> _Problem to solve_: Say how many lines include the word "this", using only a number.

****************

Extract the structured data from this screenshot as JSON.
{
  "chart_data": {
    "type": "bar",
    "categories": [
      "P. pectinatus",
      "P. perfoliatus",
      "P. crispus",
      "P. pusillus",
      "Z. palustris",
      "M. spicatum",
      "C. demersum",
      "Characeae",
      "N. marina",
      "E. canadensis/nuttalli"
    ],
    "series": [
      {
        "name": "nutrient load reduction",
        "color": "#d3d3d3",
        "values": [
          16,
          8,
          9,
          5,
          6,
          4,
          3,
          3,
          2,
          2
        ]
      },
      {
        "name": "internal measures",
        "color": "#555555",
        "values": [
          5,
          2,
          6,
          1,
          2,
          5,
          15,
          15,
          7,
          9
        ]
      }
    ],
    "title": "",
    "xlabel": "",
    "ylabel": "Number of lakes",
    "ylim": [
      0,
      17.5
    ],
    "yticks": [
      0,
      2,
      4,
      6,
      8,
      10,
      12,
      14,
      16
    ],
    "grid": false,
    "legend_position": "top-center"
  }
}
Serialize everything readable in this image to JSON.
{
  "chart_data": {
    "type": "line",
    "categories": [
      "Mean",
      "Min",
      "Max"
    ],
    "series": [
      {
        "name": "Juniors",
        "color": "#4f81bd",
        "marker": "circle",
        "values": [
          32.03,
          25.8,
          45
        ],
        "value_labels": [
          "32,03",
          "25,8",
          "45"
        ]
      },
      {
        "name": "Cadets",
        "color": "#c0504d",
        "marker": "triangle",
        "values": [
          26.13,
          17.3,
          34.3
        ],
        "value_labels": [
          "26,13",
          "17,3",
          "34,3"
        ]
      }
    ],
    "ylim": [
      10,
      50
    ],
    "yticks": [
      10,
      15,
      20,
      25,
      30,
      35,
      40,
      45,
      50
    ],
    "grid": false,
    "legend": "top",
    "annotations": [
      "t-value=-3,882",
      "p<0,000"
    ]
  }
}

****************

> _Exercise solution_: 2